WRITTEN REQUEST: All lines in the data bearing the string "рсию" should be identified and copied.

◆ ◆ ◆ ◆ ◆ ◆ ◆

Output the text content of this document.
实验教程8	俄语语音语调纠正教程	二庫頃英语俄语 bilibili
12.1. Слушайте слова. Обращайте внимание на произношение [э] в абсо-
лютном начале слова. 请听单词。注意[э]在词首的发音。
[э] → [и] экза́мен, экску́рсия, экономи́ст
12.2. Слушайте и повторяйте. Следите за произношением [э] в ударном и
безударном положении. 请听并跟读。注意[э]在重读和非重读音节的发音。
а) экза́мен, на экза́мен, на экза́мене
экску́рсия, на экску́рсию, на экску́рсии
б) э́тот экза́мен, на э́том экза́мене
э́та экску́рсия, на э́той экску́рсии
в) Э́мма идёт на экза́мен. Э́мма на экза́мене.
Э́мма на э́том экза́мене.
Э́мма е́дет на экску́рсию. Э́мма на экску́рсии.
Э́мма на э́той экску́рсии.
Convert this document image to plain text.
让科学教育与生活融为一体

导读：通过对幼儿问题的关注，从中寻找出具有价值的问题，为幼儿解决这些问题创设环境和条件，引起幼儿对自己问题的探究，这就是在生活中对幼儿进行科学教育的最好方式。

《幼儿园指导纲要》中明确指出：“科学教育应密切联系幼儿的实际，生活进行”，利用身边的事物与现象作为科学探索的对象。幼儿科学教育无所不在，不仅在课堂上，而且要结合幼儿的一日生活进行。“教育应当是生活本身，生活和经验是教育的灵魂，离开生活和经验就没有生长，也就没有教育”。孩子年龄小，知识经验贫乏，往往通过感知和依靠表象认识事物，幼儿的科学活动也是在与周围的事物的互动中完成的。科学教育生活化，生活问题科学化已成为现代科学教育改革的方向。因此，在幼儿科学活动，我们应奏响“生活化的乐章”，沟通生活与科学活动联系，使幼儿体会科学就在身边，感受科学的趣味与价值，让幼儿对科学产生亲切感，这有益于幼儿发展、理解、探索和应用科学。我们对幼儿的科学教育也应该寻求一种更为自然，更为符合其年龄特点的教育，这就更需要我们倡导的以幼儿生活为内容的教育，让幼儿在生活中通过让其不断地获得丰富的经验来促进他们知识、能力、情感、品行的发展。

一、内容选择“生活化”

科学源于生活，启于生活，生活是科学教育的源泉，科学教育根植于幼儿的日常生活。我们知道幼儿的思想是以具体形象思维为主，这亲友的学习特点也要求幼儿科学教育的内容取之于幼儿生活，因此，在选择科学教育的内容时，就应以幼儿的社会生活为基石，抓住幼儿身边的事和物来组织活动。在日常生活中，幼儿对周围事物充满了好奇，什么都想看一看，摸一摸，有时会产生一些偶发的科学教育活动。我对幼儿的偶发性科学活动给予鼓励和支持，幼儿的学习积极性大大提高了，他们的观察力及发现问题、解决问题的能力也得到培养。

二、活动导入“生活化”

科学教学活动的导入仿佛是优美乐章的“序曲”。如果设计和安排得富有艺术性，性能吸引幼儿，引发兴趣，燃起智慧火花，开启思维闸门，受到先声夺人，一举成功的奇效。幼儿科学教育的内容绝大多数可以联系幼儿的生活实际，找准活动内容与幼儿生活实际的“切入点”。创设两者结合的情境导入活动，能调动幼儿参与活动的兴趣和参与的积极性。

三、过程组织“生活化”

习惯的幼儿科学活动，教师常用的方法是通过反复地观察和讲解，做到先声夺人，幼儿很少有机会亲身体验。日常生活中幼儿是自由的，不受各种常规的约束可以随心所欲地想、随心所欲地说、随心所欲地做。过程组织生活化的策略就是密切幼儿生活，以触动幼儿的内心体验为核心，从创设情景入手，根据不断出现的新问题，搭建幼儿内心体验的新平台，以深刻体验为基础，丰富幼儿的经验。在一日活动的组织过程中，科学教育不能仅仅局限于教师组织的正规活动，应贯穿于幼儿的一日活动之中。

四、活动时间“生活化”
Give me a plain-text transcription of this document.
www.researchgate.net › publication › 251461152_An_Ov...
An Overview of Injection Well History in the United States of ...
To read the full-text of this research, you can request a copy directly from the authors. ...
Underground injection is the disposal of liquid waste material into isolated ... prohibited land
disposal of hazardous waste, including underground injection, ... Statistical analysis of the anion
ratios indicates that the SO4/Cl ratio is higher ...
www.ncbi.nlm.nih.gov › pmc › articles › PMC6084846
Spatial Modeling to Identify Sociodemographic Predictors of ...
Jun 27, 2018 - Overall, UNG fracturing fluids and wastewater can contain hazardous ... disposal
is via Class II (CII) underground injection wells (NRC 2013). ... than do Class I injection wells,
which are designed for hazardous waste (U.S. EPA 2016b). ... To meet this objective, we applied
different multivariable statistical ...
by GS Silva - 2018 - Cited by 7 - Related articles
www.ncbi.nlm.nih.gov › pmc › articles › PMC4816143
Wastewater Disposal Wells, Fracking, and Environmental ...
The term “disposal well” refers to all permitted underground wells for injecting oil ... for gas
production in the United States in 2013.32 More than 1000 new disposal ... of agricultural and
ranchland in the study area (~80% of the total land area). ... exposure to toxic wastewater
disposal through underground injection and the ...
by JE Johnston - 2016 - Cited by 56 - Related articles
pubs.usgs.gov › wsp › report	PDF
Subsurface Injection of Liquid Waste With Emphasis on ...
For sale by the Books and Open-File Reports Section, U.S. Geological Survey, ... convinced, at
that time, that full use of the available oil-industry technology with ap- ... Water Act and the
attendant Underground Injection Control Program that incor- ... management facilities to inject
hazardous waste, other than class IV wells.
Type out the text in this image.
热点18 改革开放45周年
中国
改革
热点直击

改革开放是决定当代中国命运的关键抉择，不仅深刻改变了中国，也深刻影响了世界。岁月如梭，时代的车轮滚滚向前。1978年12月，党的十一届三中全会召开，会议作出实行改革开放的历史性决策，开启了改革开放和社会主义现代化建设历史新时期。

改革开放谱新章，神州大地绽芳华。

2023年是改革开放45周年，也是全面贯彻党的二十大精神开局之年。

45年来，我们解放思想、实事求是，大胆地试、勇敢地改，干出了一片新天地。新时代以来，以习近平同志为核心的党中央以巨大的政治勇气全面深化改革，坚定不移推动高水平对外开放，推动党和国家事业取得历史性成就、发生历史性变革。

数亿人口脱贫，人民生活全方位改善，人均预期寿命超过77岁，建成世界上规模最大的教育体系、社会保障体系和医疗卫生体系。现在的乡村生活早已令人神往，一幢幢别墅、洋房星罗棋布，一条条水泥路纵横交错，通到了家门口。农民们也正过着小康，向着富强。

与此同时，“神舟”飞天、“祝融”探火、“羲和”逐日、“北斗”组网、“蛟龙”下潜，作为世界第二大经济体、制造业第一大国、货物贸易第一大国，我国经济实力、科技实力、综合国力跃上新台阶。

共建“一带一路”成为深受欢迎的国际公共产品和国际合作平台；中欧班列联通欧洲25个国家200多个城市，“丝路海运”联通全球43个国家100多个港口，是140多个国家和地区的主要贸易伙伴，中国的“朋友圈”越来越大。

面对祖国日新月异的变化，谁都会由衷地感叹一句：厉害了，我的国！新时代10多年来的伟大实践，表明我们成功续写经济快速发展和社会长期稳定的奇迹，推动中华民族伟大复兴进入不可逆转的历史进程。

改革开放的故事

◆ ◆ ◆ ◆ ◆ ◆ ◆

SOLUTION TO THIS PROBLEM:
экску́рсия, на экску́рсию, на экску́рсии
Э́мма е́дет на экску́рсию. Э́мма на экску́рсии.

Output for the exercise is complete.